— Begin GIVEN ENTRIES —

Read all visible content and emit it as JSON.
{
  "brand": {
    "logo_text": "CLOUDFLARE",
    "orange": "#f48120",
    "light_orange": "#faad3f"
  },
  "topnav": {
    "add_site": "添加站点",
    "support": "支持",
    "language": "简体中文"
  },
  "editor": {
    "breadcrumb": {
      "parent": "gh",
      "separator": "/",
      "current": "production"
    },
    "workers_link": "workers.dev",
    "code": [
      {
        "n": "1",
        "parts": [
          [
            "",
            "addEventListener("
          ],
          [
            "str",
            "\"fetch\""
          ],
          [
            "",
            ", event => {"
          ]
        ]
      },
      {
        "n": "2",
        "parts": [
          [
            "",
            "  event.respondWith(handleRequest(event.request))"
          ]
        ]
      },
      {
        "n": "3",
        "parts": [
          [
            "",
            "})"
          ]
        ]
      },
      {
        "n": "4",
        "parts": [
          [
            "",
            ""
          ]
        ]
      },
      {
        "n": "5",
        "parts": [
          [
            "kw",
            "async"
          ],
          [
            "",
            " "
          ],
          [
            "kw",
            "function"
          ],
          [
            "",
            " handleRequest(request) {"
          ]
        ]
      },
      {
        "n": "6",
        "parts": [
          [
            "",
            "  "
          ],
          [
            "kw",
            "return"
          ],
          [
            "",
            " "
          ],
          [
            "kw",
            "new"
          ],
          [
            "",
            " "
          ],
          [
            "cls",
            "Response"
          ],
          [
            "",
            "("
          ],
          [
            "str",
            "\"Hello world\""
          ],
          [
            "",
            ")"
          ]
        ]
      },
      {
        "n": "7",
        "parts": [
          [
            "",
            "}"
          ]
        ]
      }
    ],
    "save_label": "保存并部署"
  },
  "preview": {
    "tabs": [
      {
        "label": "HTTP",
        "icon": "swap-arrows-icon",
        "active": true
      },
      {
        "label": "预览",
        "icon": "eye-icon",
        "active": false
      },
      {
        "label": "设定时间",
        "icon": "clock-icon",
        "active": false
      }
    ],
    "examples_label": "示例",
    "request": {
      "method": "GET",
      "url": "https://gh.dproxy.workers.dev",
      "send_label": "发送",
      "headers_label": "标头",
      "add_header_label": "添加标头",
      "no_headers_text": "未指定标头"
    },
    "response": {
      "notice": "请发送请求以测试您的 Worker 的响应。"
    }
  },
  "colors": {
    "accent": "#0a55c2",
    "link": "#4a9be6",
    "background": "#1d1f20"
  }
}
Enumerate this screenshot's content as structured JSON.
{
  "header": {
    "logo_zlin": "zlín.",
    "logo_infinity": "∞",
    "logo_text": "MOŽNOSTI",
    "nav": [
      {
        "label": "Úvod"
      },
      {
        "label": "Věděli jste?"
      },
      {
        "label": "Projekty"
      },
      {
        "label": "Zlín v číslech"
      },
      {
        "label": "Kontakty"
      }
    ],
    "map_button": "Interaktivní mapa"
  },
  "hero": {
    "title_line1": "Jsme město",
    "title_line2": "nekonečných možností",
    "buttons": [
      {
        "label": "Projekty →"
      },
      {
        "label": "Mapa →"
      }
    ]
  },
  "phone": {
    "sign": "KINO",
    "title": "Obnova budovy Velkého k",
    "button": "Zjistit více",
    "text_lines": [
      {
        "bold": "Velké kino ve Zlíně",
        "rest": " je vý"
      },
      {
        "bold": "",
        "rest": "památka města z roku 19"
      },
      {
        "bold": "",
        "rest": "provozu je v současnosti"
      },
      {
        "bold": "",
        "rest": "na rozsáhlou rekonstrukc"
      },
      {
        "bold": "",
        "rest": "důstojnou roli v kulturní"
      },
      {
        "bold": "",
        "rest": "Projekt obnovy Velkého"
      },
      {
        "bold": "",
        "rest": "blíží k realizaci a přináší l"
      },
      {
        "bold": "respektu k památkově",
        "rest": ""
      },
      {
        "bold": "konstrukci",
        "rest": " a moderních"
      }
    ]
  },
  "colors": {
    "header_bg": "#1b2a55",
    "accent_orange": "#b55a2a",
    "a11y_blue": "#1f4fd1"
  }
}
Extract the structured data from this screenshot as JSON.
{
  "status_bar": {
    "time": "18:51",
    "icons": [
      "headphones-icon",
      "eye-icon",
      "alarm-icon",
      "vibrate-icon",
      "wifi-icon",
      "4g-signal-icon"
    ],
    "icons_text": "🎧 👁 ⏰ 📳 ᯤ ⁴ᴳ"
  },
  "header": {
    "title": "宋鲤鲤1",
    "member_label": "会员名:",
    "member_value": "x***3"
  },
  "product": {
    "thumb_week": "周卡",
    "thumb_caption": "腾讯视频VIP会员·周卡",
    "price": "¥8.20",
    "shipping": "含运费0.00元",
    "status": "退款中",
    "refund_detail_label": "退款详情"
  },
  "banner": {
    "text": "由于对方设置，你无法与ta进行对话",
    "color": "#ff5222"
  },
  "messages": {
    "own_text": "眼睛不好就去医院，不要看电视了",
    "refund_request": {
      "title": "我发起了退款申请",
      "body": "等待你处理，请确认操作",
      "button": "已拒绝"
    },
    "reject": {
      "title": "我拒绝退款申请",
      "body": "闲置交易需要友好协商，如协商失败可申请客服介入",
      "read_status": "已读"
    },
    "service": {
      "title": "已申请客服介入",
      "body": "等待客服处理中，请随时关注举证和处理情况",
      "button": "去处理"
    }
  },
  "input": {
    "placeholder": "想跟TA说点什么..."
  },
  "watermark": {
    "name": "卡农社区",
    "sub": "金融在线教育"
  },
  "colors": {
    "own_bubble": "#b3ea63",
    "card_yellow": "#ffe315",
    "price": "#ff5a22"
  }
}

— End GIVEN ENTRIES —

TASK STATEMENT: Every line above should be retyped exactly as given.

RESPONSE FOR THIS EXERCISE:
Read all visible content and emit it as JSON.
{
  "brand": {
    "logo_text": "CLOUDFLARE",
    "orange": "#f48120",
    "light_orange": "#faad3f"
  },
  "topnav": {
    "add_site": "添加站点",
    "support": "支持",
    "language": "简体中文"
  },
  "editor": {
    "breadcrumb": {
      "parent": "gh",
      "separator": "/",
      "current": "production"
    },
    "workers_link": "workers.dev",
    "code": [
      {
        "n": "1",
        "parts": [
          [
            "",
            "addEventListener("
          ],
          [
            "str",
            "\"fetch\""
          ],
          [
            "",
            ", event => {"
          ]
        ]
      },
      {
        "n": "2",
        "parts": [
          [
            "",
            "  event.respondWith(handleRequest(event.request))"
          ]
        ]
      },
      {
        "n": "3",
        "parts": [
          [
            "",
            "})"
          ]
        ]
      },
      {
        "n": "4",
        "parts": [
          [
            "",
            ""
          ]
        ]
      },
      {
        "n": "5",
        "parts": [
          [
            "kw",
            "async"
          ],
          [
            "",
            " "
          ],
          [
            "kw",
            "function"
          ],
          [
            "",
            " handleRequest(request) {"
          ]
        ]
      },
      {
        "n": "6",
        "parts": [
          [
            "",
            "  "
          ],
          [
            "kw",
            "return"
          ],
          [
            "",
            " "
          ],
          [
            "kw",
            "new"
          ],
          [
            "",
            " "
          ],
          [
            "cls",
            "Response"
          ],
          [
            "",
            "("
          ],
          [
            "str",
            "\"Hello world\""
          ],
          [
            "",
            ")"
          ]
        ]
      },
      {
        "n": "7",
        "parts": [
          [
            "",
            "}"
          ]
        ]
      }
    ],
    "save_label": "保存并部署"
  },
  "preview": {
    "tabs": [
      {
        "label": "HTTP",
        "icon": "swap-arrows-icon",
        "active": true
      },
      {
        "label": "预览",
        "icon": "eye-icon",
        "active": false
      },
      {
        "label": "设定时间",
        "icon": "clock-icon",
        "active": false
      }
    ],
    "examples_label": "示例",
    "request": {
      "method": "GET",
      "url": "https://gh.dproxy.workers.dev",
      "send_label": "发送",
      "headers_label": "标头",
      "add_header_label": "添加标头",
      "no_headers_text": "未指定标头"
    },
    "response": {
      "notice": "请发送请求以测试您的 Worker 的响应。"
    }
  },
  "colors": {
    "accent": "#0a55c2",
    "link": "#4a9be6",
    "background": "#1d1f20"
  }
}
Enumerate this screenshot's content as structured JSON.
{
  "header": {
    "logo_zlin": "zlín.",
    "logo_infinity": "∞",
    "logo_text": "MOŽNOSTI",
    "nav": [
      {
        "label": "Úvod"
      },
      {
        "label": "Věděli jste?"
      },
      {
        "label": "Projekty"
      },
      {
        "label": "Zlín v číslech"
      },
      {
        "label": "Kontakty"
      }
    ],
    "map_button": "Interaktivní mapa"
  },
  "hero": {
    "title_line1": "Jsme město",
    "title_line2": "nekonečných možností",
    "buttons": [
      {
        "label": "Projekty →"
      },
      {
        "label": "Mapa →"
      }
    ]
  },
  "phone": {
    "sign": "KINO",
    "title": "Obnova budovy Velkého k",
    "button": "Zjistit více",
    "text_lines": [
      {
        "bold": "Velké kino ve Zlíně",
        "rest": " je vý"
      },
      {
        "bold": "",
        "rest": "památka města z roku 19"
      },
      {
        "bold": "",
        "rest": "provozu je v současnosti"
      },
      {
        "bold": "",
        "rest": "na rozsáhlou rekonstrukc"
      },
      {
        "bold": "",
        "rest": "důstojnou roli v kulturní"
      },
      {
        "bold": "",
        "rest": "Projekt obnovy Velkého"
      },
      {
        "bold": "",
        "rest": "blíží k realizaci a přináší l"
      },
      {
        "bold": "respektu k památkově",
        "rest": ""
      },
      {
        "bold": "konstrukci",
        "rest": " a moderních"
      }
    ]
  },
  "colors": {
    "header_bg": "#1b2a55",
    "accent_orange": "#b55a2a",
    "a11y_blue": "#1f4fd1"
  }
}
Extract the structured data from this screenshot as JSON.
{
  "status_bar": {
    "time": "18:51",
    "icons": [
      "headphones-icon",
      "eye-icon",
      "alarm-icon",
      "vibrate-icon",
      "wifi-icon",
      "4g-signal-icon"
    ],
    "icons_text": "🎧 👁 ⏰ 📳 ᯤ ⁴ᴳ"
  },
  "header": {
    "title": "宋鲤鲤1",
    "member_label": "会员名:",
    "member_value": "x***3"
  },
  "product": {
    "thumb_week": "周卡",
    "thumb_caption": "腾讯视频VIP会员·周卡",
    "price": "¥8.20",
    "shipping": "含运费0.00元",
    "status": "退款中",
    "refund_detail_label": "退款详情"
  },
  "banner": {
    "text": "由于对方设置，你无法与ta进行对话",
    "color": "#ff5222"
  },
  "messages": {
    "own_text": "眼睛不好就去医院，不要看电视了",
    "refund_request": {
      "title": "我发起了退款申请",
      "body": "等待你处理，请确认操作",
      "button": "已拒绝"
    },
    "reject": {
      "title": "我拒绝退款申请",
      "body": "闲置交易需要友好协商，如协商失败可申请客服介入",
      "read_status": "已读"
    },
    "service": {
      "title": "已申请客服介入",
      "body": "等待客服处理中，请随时关注举证和处理情况",
      "button": "去处理"
    }
  },
  "input": {
    "placeholder": "想跟TA说点什么..."
  },
  "watermark": {
    "name": "卡农社区",
    "sub": "金融在线教育"
  },
  "colors": {
    "own_bubble": "#b3ea63",
    "card_yellow": "#ffe315",
    "price": "#ff5a22"
  }
}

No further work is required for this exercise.